Cacicazgo político de la familia Aguilar, en Ixtapa

El pueblo de Ixtapa arrastra un cacicazgo político de una familia que se ha enquistado en el poder desde hace más de 80 años y que ha impedido el desarrollo social y democrático del municipio, ocasionando manifestaciones y enfrentamientos sociales.

La ambición de la familia Aguilar comienza en 1938, primero en el Partido Revolucionario Institucional y ahora en el Partido Verde Ecologista de México, convirtiéndose en uno de los cacicazgos más empedernidos de la política en Chiapas, que mantiene el control político electoral y económico de Ixtapa.

El primer Aguilar llamado Ausencio duró cuatro períodos en la presidencia municipal. A lo largo de estas ocho décadas figuran marcadamente los apellidos Aguilar y Hernández vinculados con otros apellidos que recae en la misma estirpe, una herencia de poder entre hijos, nietos, primos y familiares.

El caso más reciente es el de Roberto Aquiles Aguilar Hernández, nieto de don Ausencio. De 1999 a 2001, fue impuesto como alcalde y repitió de 2011 a 2012. Después, del 2012 a 2015, entregó la estafeta a su primo, José Antonio Ochoa Aguilar, quien dividió a la familia al pretender suceder el poder a otro candidato ajeno a los intereses de Roberto Aquiles.

============

*LISTA DE ACTIVIDADES*:
(A) Enumera las personas que el texto sobre el cacicazgo en Ixtapa menciona con nombre propio.
(B) Según el texto sobre el cacicazgo en Ixtapa, ¿en qué año comienza la ambición de la familia Aguilar?
(C) Prolonga el texto sobre el cacicazgo en Ixtapa a partir del párrafo con que termina.

============

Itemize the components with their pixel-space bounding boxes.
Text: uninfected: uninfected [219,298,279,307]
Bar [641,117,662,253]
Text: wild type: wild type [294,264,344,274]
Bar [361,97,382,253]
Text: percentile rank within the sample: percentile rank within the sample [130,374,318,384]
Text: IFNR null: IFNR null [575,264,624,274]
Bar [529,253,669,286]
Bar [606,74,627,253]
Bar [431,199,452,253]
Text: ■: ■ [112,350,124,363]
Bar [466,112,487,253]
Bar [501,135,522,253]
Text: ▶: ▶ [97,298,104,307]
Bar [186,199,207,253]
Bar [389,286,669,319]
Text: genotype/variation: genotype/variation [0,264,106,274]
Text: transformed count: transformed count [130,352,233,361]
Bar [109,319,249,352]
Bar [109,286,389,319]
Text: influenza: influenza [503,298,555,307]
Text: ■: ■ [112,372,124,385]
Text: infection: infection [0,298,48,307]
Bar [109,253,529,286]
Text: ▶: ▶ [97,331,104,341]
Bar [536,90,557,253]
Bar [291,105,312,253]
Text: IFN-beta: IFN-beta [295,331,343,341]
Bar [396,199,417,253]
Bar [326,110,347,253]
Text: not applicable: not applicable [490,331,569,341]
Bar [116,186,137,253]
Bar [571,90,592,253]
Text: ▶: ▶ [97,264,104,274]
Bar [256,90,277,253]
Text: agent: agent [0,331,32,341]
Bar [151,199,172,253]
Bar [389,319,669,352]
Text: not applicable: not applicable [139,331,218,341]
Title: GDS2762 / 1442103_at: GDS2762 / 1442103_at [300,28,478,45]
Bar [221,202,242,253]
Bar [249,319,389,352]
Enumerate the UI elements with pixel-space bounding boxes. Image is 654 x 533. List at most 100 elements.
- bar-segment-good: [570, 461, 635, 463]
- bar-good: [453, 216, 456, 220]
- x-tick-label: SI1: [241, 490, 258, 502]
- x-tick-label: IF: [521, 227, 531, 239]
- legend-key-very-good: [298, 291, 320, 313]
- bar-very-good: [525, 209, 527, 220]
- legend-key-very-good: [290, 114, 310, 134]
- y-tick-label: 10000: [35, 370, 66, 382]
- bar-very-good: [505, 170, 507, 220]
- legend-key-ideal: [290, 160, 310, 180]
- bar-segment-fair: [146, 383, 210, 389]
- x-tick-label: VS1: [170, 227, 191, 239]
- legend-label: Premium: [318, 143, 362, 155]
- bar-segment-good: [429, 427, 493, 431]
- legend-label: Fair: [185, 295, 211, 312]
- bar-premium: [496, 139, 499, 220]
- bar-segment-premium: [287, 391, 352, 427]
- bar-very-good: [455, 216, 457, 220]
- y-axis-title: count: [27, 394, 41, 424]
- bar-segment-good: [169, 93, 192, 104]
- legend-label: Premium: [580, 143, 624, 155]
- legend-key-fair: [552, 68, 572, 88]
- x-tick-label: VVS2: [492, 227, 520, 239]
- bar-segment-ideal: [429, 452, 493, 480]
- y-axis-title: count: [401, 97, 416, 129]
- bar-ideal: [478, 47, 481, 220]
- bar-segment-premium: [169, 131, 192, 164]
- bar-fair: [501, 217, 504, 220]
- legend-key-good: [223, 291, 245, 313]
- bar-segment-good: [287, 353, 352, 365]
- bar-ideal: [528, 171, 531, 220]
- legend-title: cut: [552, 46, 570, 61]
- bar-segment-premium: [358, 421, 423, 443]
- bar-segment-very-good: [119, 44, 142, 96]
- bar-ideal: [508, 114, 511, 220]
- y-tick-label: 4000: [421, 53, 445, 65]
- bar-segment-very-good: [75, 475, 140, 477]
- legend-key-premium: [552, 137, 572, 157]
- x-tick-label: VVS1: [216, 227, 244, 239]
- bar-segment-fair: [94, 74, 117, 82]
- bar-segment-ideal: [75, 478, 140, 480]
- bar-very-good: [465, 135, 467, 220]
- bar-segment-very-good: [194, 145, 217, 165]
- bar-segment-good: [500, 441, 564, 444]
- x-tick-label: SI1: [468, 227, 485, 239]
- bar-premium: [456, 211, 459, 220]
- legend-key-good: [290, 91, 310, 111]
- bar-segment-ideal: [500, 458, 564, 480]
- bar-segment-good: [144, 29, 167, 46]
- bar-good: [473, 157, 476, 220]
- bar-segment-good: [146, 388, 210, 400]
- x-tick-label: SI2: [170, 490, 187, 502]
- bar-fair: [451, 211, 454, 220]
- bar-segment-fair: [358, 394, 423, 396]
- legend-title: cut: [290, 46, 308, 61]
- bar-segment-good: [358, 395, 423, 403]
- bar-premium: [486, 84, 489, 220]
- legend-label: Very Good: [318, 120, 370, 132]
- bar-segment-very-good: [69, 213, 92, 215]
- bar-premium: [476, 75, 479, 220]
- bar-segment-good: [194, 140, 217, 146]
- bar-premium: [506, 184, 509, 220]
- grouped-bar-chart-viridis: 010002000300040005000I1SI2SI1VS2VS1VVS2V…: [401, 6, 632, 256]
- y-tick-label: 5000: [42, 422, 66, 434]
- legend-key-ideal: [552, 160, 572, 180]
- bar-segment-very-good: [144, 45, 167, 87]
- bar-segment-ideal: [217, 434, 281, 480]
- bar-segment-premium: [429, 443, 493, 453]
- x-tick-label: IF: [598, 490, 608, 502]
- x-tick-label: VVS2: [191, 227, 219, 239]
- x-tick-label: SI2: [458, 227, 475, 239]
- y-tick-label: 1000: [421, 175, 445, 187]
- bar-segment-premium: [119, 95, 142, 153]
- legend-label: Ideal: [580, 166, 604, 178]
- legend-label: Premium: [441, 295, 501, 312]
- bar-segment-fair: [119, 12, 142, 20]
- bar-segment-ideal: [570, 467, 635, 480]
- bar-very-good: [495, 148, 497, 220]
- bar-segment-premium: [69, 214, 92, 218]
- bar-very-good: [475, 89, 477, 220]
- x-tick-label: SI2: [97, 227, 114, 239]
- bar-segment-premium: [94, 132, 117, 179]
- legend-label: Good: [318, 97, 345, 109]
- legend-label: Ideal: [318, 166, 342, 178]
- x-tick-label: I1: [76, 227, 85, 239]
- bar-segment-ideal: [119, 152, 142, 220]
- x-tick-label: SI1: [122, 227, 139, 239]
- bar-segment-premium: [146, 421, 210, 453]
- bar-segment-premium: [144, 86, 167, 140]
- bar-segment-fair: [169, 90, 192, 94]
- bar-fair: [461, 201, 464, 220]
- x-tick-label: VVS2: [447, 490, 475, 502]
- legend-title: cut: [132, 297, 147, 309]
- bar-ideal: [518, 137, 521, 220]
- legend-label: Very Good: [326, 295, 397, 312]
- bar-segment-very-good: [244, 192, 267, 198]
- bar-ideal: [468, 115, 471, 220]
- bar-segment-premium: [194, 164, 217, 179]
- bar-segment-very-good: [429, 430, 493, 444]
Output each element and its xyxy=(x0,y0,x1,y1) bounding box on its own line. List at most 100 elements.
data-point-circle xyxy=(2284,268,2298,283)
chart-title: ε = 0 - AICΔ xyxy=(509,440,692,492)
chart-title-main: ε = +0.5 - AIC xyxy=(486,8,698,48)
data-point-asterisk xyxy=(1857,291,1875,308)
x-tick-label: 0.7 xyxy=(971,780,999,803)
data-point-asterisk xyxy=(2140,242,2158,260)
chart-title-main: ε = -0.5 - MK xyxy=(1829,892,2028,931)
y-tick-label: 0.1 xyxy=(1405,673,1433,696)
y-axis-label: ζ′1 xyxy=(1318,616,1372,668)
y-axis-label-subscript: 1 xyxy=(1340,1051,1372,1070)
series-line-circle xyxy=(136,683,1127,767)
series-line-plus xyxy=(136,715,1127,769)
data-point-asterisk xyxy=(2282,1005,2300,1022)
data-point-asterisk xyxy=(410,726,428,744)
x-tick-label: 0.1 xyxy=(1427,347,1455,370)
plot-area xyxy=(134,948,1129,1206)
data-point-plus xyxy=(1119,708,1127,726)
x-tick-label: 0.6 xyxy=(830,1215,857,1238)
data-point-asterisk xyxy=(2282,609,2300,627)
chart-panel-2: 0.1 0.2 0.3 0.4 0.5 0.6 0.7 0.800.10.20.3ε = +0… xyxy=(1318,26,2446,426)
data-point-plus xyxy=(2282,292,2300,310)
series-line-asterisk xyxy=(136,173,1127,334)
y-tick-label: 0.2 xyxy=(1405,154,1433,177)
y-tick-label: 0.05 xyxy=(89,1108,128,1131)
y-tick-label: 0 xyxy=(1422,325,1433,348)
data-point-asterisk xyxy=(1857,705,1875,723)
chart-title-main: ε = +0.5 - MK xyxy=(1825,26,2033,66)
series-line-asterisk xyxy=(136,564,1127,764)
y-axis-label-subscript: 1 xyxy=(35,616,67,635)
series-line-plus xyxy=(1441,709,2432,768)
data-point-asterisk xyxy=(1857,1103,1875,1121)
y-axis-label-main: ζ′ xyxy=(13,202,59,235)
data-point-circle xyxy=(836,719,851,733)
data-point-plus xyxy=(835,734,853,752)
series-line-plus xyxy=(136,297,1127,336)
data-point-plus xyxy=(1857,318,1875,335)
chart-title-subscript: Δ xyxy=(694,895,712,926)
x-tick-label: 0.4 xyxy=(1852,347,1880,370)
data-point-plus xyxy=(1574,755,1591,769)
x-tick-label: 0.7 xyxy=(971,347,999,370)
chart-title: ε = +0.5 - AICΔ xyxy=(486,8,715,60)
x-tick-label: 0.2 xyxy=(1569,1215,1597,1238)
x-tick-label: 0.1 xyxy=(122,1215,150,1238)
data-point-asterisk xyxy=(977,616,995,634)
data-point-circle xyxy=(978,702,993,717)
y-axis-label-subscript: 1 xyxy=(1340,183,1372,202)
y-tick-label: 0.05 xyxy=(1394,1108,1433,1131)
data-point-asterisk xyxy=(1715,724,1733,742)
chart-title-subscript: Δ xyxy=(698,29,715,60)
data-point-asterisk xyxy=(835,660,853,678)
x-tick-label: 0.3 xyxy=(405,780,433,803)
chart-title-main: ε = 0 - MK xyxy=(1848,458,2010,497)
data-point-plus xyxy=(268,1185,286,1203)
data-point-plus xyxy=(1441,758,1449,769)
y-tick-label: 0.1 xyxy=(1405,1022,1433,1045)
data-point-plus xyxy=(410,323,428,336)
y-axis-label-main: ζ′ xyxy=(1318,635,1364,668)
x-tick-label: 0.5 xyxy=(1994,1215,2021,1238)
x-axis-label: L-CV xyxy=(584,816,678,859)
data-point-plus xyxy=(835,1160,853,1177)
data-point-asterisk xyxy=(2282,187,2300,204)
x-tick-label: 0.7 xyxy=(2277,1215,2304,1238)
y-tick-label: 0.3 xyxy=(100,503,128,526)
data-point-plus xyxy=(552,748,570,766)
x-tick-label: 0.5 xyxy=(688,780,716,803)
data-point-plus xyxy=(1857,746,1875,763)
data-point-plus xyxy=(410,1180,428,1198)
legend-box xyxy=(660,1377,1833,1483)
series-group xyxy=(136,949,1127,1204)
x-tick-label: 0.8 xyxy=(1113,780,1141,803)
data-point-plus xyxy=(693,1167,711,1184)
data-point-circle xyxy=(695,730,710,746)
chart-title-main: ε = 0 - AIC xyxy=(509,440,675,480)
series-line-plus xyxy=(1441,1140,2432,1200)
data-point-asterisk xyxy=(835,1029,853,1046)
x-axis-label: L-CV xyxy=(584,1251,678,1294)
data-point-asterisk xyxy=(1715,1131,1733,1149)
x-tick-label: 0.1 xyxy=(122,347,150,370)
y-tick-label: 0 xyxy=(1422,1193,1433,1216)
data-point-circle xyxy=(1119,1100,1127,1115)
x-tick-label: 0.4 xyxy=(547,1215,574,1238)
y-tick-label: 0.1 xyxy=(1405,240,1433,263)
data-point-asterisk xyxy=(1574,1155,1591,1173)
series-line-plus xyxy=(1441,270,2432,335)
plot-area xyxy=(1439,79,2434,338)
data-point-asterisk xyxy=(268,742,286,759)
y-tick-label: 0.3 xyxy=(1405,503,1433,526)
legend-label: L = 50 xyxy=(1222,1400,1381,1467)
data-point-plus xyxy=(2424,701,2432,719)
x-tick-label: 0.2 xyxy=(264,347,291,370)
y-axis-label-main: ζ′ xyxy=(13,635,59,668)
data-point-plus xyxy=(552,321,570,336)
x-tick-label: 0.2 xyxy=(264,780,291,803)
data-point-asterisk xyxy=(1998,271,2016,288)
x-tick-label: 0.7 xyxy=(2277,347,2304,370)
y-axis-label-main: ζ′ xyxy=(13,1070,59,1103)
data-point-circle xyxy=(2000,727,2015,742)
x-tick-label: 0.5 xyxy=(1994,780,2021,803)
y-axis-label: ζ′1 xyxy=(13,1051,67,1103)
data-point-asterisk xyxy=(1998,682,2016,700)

============

*RESPUESTAS EN ORDEN*:
(A) Ausencio, Roberto Aquiles Aguilar Hernández y José Antonio Ochoa Aguilar.

(B) En 1938.

(C)
Fue de esta manera que del 2015 al 2018, Roberto Aquiles Aguilar impuso a su hijo, Jordán Aguilar Pavón, como alcalde de Ixtapa. Y del 2018 al 2021, Jordán Aguilar repitió en el cargo, a través de irregularidades electorales, reparto de despensas y haciendo uso de recursos del Copladem (Comité de Planeación y Desarrollo Municipal), para comprar votos y beneficiarlo.

Mediante este método de sometimiento social y a la práctica de la “monarquía municipal”, Roberto Aquiles Aguilar ha sido diputado federal y local por el PRI, así como excolaborador de los exgobernadores Juan Sabines Guerrero y Manuel Velasco Coello.

Roberto Aquiles Aguilar Hernández también es padre de Iris Adriana Aguilar Pavón, ex diputada local por el partido Chiapas Unido, creada por el exgobernador Juan Sabines Guerrero, y actual diputada por el PRI en la legislatura actual.

En la reciente jornada electoral del 6 de junio para presidente municipal de Ixtapa, se logró una vez mas la imposición de Armando Naybeth Bautista Orantes, del Partido Verde Ecologista de México, un personaje relacionado con el sistema caciquil de Roberto Aquiles Aguilar.

Desde hace décadas prevalece el repudio a la familia Aguilar quien ha orquestado inestabilidad política, social y electoral en el municipio, como en estas últimas elecciones electorales del 6 de junio, cuando mandaron a quemar casillas en las que los números no favorecían a su candidato.

Y así se la han pasado, delegándose el poder desde el abuelo, hijo, nietos, primos, compadres y amigos relacionados a la familia, brincándose de un partido político a otro, en el transcurso de estas ocho décadas, de tal manera que cuando pierden incendian el pueblo en confrontaciones por recuperar la presidencia municipal.